* _Instruction_:
Repeat every line exactly, from the one containing "series-line-sr2rACR <box>681 298" down to the one containing "x-tick-label: 0 <box>2029 470 2039 490</box>", including both of those lines.

Element and coordinate records:
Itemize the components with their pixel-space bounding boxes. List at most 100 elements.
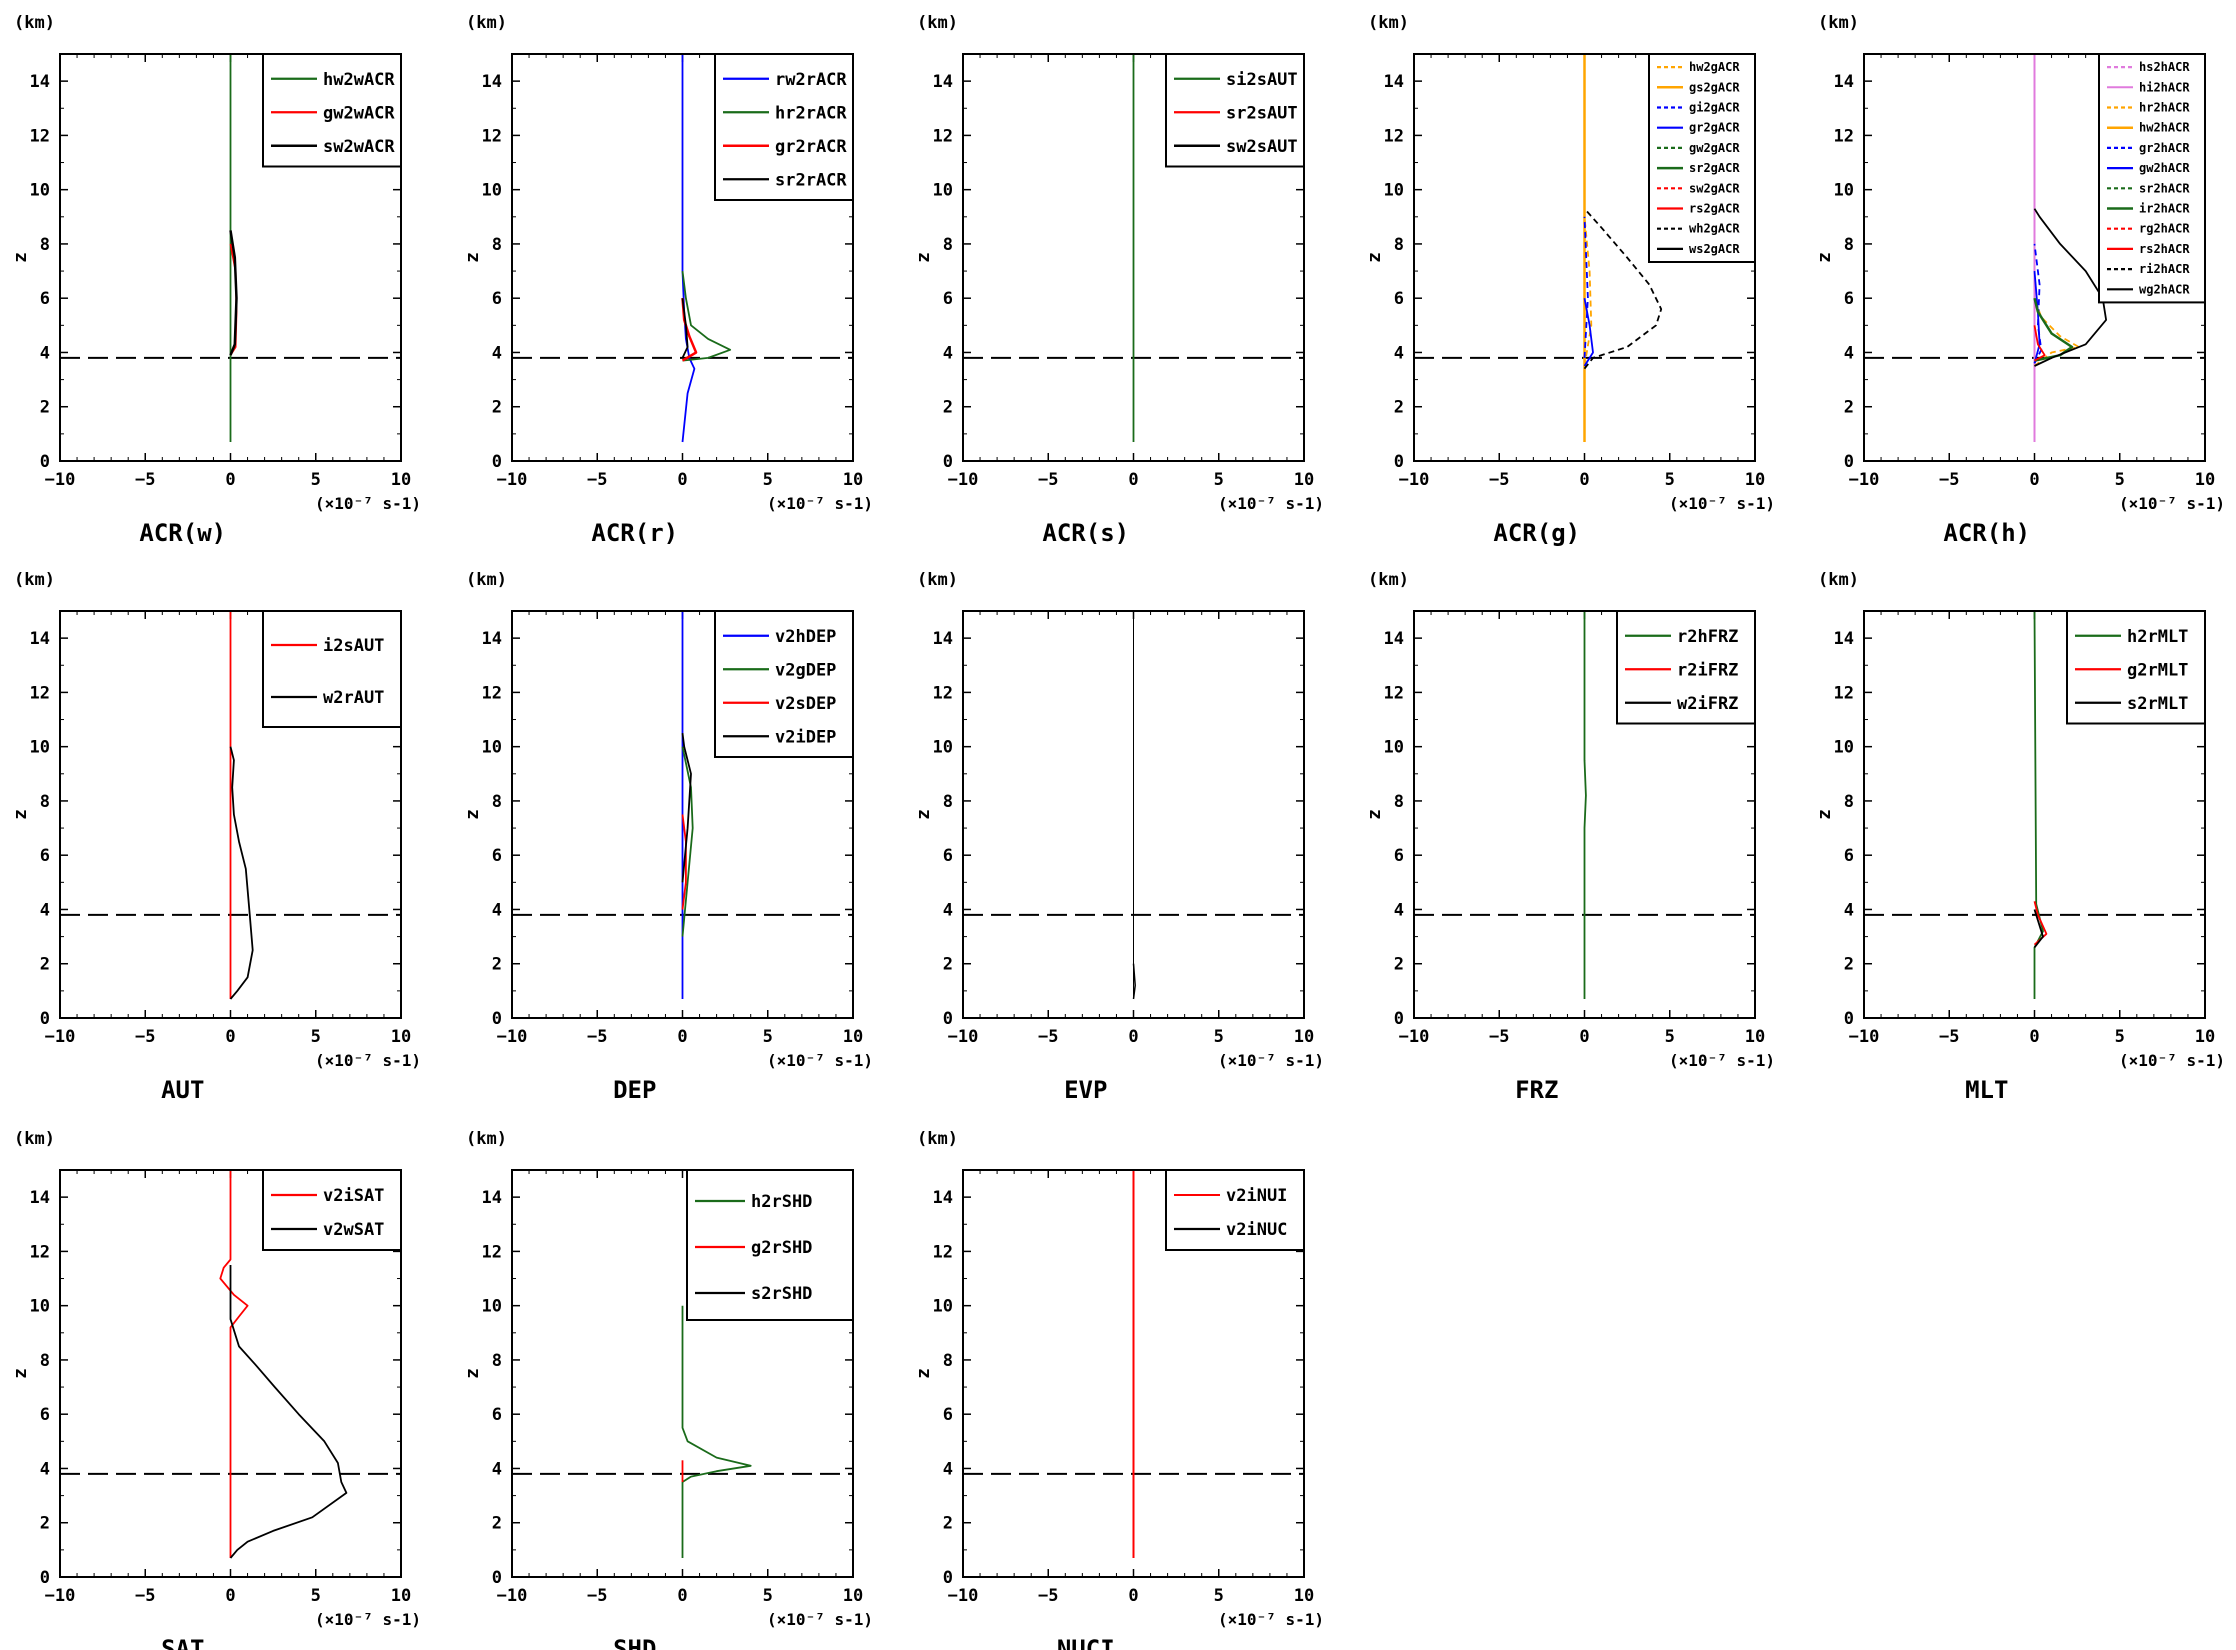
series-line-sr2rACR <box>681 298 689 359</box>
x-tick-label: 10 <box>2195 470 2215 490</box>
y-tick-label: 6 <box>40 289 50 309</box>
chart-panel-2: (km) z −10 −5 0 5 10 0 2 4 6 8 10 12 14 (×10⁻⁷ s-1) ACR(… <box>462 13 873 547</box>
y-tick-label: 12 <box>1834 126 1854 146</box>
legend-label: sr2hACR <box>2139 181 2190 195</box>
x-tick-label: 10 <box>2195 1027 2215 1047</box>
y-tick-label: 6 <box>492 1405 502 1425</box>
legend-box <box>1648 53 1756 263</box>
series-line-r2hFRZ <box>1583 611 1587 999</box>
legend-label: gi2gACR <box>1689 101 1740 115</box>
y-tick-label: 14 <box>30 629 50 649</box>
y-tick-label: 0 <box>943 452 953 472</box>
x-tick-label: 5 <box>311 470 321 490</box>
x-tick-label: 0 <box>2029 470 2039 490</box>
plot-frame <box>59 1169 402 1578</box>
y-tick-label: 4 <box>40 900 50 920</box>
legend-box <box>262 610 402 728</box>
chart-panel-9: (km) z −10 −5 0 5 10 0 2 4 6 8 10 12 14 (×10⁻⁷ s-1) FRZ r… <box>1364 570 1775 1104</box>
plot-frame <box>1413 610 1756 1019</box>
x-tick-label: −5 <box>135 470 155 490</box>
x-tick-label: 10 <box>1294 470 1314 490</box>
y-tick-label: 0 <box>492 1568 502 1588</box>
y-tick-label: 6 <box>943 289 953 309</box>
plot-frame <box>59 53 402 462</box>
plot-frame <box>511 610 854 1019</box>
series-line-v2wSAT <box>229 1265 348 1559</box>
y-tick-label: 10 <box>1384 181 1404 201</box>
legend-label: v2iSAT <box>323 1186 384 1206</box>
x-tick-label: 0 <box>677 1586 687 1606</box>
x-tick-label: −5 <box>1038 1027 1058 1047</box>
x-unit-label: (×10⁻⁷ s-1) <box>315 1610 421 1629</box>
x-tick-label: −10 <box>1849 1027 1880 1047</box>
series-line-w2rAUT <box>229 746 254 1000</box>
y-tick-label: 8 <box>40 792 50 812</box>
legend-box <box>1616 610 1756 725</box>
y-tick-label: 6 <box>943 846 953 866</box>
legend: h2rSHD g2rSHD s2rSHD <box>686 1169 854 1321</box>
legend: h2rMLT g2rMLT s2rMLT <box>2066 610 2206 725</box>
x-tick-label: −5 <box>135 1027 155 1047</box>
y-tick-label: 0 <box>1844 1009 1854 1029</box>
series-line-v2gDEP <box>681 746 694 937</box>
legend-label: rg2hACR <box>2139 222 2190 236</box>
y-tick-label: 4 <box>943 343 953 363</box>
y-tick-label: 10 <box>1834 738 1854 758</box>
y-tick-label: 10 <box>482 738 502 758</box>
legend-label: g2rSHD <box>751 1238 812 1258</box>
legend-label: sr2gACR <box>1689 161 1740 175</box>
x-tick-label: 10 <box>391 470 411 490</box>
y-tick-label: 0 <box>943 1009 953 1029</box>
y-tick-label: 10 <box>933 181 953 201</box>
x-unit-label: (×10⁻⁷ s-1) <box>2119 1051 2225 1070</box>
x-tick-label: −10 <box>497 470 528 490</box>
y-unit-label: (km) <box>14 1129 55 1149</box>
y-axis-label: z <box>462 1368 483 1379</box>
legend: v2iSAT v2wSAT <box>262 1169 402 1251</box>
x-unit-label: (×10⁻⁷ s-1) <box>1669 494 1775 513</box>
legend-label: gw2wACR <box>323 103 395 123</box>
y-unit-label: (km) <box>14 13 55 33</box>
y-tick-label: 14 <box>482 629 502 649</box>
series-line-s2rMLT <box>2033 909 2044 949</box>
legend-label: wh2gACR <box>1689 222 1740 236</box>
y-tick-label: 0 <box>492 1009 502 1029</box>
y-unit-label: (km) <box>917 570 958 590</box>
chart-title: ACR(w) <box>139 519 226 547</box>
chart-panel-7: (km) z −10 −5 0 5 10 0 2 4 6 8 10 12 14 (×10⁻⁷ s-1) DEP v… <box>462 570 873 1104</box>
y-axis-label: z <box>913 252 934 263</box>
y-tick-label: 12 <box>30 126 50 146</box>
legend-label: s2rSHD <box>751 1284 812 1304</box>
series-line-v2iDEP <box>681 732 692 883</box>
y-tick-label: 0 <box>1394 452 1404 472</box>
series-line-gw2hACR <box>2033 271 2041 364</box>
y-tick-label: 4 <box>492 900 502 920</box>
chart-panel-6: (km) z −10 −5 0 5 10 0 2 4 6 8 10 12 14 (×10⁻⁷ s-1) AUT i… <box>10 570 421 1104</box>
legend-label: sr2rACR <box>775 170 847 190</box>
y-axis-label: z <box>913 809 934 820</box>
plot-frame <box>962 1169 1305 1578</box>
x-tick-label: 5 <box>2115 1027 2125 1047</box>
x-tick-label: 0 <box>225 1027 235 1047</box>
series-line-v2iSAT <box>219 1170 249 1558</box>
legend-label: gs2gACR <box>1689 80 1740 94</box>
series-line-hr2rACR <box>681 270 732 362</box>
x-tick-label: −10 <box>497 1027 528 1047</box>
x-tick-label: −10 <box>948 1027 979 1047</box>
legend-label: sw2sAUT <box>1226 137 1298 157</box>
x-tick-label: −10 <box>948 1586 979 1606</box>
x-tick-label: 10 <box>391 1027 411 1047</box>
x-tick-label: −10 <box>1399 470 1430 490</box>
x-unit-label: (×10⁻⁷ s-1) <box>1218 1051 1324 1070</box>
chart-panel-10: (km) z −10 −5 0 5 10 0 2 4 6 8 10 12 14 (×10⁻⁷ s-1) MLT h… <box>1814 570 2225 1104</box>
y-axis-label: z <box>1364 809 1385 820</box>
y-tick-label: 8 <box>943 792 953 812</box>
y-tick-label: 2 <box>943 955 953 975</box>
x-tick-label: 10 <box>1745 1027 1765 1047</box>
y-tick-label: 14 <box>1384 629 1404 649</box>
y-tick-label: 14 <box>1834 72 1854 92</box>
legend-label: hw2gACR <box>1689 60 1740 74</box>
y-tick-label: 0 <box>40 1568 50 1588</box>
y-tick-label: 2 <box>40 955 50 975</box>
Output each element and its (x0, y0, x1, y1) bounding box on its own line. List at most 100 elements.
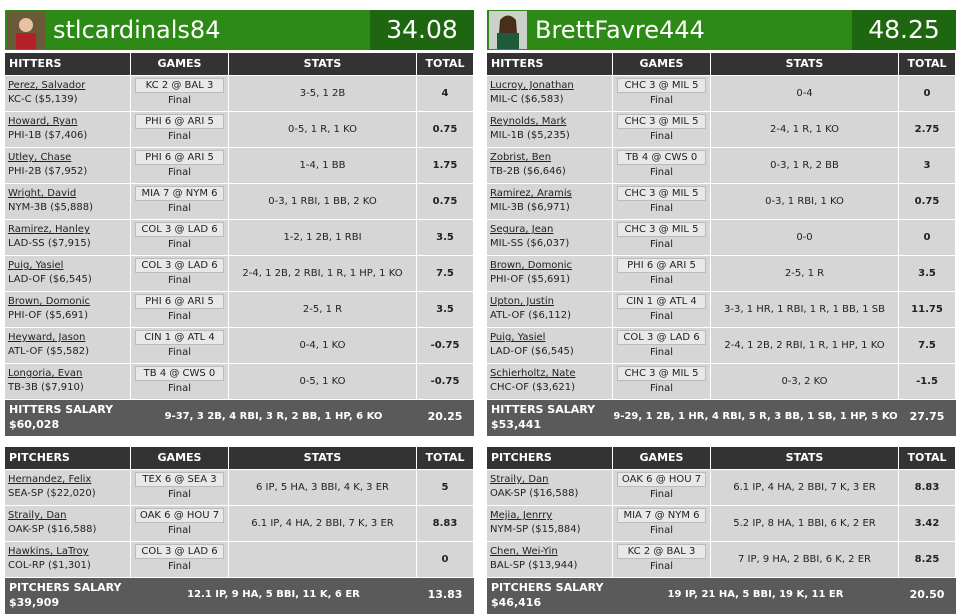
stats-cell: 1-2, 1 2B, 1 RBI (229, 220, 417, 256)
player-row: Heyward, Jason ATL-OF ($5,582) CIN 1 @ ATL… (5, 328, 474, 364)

* _Exercise result_:
series-line-sr2rACR <box>681 298 689 359</box>
x-tick-label: 10 <box>2195 470 2215 490</box>
y-tick-label: 6 <box>40 289 50 309</box>
chart-panel-2: (km) z −10 −5 0 5 10 0 2 4 6 8 10 12 14 (×10⁻⁷ s-1) ACR(… <box>462 13 873 547</box>
y-tick-label: 12 <box>1834 126 1854 146</box>
legend-label: sr2hACR <box>2139 181 2190 195</box>
x-tick-label: 10 <box>2195 1027 2215 1047</box>
y-tick-label: 6 <box>492 1405 502 1425</box>
legend-box <box>1648 53 1756 263</box>
series-line-r2hFRZ <box>1583 611 1587 999</box>
legend-label: gi2gACR <box>1689 101 1740 115</box>
y-tick-label: 14 <box>30 629 50 649</box>
y-tick-label: 0 <box>943 452 953 472</box>
x-tick-label: 5 <box>311 470 321 490</box>
x-tick-label: 0 <box>2029 470 2039 490</box>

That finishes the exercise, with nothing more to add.